**コラム本文**:
【コラム】中小企業が目指す経理業務を中心としたバックオフィスのDX– デジタル化によるバックオフィスの変革 –

はじめに

経理業務は企業の日常的な運営に不可欠な存在であり、企業の財務健全性や管理体制の要を担っています。しかし、多くの中小企業では経理業務が属人的に運用され、紙を使った手作業や古いシステムへの依存が問題となっています。さらに、インボイス制度の導入や電子帳簿保存法の改正など、外部環境の変化に適応することも企業の大きな負担となっています。本コラムでは、中小企業がどのように経理業務のデジタル化を進め、バックオフィスの変革を達成できるかについて、具体的なステップと事例を交えて解説します。

経理業務の現状とデジタル化の必要性

経理業務の多くは日常の事務作業や紙ベースの処理に時間を割かれています。例えば、伝票の起票、請求書の発行と確認、経費精算といったプロセスでは、手作業によるミスや非効率が目立ちます。経済産業省の調査によると、中小企業の多くがこのような非効率な業務の見直しを進めることで、年間数百時間の業務時間を削減できる可能性があるとされています。

データセットのエントリ:
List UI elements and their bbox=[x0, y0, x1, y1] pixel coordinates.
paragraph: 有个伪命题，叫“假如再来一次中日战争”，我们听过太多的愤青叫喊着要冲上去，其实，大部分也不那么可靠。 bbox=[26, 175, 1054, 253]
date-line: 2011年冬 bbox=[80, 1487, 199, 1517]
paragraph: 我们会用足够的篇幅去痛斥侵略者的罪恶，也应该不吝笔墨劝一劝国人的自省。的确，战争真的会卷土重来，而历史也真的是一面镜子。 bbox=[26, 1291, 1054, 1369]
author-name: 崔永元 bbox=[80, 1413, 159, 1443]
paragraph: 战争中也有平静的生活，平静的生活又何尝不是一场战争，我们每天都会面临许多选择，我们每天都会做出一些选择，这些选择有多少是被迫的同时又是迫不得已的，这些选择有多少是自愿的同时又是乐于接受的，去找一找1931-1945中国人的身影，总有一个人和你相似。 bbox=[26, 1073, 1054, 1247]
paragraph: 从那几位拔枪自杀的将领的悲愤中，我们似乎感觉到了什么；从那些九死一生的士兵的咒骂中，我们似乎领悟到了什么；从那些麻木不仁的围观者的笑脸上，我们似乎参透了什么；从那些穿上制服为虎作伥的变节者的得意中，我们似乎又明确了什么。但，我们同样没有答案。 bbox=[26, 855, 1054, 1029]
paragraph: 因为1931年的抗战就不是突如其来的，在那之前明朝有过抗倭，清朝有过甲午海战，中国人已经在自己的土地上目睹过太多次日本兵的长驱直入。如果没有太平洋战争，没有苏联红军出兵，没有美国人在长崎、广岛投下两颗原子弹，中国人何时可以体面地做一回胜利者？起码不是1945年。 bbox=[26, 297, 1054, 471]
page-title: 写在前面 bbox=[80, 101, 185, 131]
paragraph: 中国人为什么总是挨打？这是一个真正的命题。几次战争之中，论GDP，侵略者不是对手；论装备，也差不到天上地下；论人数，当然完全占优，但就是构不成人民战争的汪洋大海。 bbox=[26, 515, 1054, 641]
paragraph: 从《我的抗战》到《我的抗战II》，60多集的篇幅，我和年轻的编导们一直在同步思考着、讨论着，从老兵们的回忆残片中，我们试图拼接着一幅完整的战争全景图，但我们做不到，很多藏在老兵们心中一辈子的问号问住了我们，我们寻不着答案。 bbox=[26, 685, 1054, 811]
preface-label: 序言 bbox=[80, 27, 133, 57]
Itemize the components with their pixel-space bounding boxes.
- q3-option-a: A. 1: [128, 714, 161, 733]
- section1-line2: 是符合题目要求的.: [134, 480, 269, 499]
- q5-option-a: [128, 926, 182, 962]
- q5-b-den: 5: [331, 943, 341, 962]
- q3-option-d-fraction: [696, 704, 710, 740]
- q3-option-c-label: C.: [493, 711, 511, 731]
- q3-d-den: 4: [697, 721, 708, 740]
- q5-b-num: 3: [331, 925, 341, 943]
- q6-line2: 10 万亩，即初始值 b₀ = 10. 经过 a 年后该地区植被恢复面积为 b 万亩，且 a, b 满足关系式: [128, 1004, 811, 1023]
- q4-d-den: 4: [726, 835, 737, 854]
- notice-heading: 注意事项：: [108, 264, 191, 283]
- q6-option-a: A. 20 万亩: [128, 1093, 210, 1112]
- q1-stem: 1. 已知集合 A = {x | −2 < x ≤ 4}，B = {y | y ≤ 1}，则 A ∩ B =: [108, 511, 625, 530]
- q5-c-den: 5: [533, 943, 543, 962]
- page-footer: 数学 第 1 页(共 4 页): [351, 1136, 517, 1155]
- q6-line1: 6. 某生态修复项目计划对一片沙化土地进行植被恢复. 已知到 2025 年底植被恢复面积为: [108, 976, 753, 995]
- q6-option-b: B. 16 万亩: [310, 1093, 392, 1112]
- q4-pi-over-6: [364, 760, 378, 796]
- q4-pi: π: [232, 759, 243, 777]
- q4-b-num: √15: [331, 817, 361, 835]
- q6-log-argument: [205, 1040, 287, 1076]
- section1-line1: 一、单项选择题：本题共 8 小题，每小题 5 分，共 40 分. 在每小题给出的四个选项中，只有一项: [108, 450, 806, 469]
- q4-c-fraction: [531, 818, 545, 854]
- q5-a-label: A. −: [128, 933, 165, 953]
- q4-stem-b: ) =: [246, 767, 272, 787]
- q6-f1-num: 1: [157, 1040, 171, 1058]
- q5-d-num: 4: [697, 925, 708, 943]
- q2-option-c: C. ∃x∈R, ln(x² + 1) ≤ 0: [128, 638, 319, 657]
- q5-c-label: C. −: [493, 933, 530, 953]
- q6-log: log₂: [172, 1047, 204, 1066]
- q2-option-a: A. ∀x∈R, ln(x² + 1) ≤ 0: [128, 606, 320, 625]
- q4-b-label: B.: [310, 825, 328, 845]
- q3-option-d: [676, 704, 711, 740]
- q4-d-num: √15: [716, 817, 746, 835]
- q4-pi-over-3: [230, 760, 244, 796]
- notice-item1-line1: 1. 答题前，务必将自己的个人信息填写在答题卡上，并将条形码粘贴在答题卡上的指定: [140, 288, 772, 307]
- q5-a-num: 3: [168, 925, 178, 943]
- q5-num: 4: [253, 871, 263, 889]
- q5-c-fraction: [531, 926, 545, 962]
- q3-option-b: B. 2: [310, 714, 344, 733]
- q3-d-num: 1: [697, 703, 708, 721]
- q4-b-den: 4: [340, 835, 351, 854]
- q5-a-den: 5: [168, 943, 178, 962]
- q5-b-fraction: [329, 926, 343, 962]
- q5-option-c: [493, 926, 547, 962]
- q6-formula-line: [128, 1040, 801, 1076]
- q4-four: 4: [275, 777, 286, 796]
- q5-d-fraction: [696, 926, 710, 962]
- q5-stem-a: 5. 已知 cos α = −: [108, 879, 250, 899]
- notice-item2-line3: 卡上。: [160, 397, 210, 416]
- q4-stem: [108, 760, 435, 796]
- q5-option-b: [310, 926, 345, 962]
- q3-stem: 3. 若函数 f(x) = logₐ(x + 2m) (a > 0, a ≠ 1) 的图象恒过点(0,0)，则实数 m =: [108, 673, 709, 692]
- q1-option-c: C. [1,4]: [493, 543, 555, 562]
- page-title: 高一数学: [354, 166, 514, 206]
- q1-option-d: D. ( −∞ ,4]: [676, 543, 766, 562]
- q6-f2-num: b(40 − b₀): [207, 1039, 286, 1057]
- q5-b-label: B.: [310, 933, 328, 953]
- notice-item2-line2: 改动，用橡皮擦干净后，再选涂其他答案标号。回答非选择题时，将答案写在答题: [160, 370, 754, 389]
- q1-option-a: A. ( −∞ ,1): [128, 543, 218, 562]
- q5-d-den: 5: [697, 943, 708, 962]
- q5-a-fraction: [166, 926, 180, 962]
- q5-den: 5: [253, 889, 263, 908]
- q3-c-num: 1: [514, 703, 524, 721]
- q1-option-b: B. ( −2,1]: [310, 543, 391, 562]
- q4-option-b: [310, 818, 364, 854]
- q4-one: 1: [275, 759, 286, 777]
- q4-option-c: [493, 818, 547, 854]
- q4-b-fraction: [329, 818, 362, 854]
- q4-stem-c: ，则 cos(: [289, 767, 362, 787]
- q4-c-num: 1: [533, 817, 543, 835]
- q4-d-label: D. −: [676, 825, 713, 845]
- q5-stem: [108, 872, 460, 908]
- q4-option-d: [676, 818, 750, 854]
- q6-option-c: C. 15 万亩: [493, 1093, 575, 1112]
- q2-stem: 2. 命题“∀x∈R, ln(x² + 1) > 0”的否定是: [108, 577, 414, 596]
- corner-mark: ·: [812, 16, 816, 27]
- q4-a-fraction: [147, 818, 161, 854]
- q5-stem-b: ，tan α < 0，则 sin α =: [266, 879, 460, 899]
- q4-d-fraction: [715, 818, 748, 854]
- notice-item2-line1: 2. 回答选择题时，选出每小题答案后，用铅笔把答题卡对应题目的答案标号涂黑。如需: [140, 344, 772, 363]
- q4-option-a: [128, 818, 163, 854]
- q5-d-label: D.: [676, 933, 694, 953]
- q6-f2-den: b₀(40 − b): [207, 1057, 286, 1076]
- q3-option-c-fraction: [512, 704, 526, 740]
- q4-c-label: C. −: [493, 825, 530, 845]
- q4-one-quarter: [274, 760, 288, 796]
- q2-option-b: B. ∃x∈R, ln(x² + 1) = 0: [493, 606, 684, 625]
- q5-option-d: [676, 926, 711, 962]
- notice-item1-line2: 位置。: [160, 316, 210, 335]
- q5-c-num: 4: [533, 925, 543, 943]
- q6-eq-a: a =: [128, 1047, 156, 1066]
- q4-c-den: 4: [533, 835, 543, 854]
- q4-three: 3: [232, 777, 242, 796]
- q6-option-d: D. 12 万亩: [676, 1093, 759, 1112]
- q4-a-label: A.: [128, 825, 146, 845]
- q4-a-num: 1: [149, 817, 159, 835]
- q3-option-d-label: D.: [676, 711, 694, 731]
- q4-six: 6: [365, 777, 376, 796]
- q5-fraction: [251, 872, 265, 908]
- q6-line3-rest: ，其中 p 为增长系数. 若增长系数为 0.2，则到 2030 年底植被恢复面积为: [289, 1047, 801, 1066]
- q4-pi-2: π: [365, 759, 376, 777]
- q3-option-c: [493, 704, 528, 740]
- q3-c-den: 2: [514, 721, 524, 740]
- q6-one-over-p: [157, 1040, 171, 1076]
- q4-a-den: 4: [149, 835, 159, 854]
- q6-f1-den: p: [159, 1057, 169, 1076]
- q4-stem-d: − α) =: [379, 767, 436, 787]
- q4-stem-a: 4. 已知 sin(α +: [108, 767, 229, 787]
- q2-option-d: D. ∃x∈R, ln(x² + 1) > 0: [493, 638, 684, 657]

**実施する作業**:
**1)** データのエントリのうち、冒頭の行から「515, 1054, 641]」を含む行まで（両端を含む）を、空行を除いて番号付きリストの形に整えてください。
**2)** 中小企業の経理業務のデジタル化を扱ったコラムを、最後に示された文の続きから書き継いでください。
これらのエントリはコラムとは関係がありません。

**作業別の回答**:
**1)**
1. List UI elements and their bbox=[x0, y0, x1, y1] pixel coordinates.
2. paragraph: 有个伪命题，叫“假如再来一次中日战争”，我们听过太多的愤青叫喊着要冲上去，其实，大部分也不那么可靠。 bbox=[26, 175, 1054, 253]
3. date-line: 2011年冬 bbox=[80, 1487, 199, 1517]
4. paragraph: 我们会用足够的篇幅去痛斥侵略者的罪恶，也应该不吝笔墨劝一劝国人的自省。的确，战争真的会卷土重来，而历史也真的是一面镜子。 bbox=[26, 1291, 1054, 1369]
5. author-name: 崔永元 bbox=[80, 1413, 159, 1443]
6. paragraph: 战争中也有平静的生活，平静的生活又何尝不是一场战争，我们每天都会面临许多选择，我们每天都会做出一些选择，这些选择有多少是被迫的同时又是迫不得已的，这些选择有多少是自愿的同时又是乐于接受的，去找一找1931-1945中国人的身影，总有一个人和你相似。 bbox=[26, 1073, 1054, 1247]
7. paragraph: 从那几位拔枪自杀的将领的悲愤中，我们似乎感觉到了什么；从那些九死一生的士兵的咒骂中，我们似乎领悟到了什么；从那些麻木不仁的围观者的笑脸上，我们似乎参透了什么；从那些穿上制服为虎作伥的变节者的得意中，我们似乎又明确了什么。但，我们同样没有答案。 bbox=[26, 855, 1054, 1029]
8. paragraph: 因为1931年的抗战就不是突如其来的，在那之前明朝有过抗倭，清朝有过甲午海战，中国人已经在自己的土地上目睹过太多次日本兵的长驱直入。如果没有太平洋战争，没有苏联红军出兵，没有美国人在长崎、广岛投下两颗原子弹，中国人何时可以体面地做一回胜利者？起码不是1945年。 bbox=[26, 297, 1054, 471]
9. page-title: 写在前面 bbox=[80, 101, 185, 131]
10. paragraph: 中国人为什么总是挨打？这是一个真正的命题。几次战争之中，论GDP，侵略者不是对手；论装备，也差不到天上地下；论人数，当然完全占优，但就是构不成人民战争的汪洋大海。 bbox=[26, 515, 1054, 641]

**2)**
特に、クラウド会計システムやAI-OCR(光学文字認識)技術の進展により、これまで紙に依存していた業務をデジタル化し、情報をリアルタイムで活用することが可能になりました。これにより、経理業務は単なる「作業」から「戦略的な経営支援機能」へとシフトすることが期待されています。

 

経理業務の課題:現状と背景

○多くの中小企業が抱える経理業務の主な課題として、以下が挙げられます。

 

 

これらの課題を放置すると、業務効率の低下やミスの発生、さらには企業全体の成長を妨げる要因になり得ます。

○もう一点企業の経理部門の改善が進まない理由として、現場担当者などが積極的になれない以下のような要因(現場の感情)が考えられます。

 
 

○現状の課題を踏まえ、理想として目指したい経理部門の役割、求められる機能についても考えてみます。

 

経理DXの進め方

経理業務のデジタル化、すなわち「経理DX」を進める際には、以下のステップが重要です。

 

1. 業務の棚卸しと現状分析

まず、経理業務全体を棚卸しし、どの業務がデジタル化の対象となるかを明確にします。紙を使っている部分、手作業が多い部分、属人化している業務などをリストアップし、どこに最も時間とリソースが取られているかを可視化することが第一歩です。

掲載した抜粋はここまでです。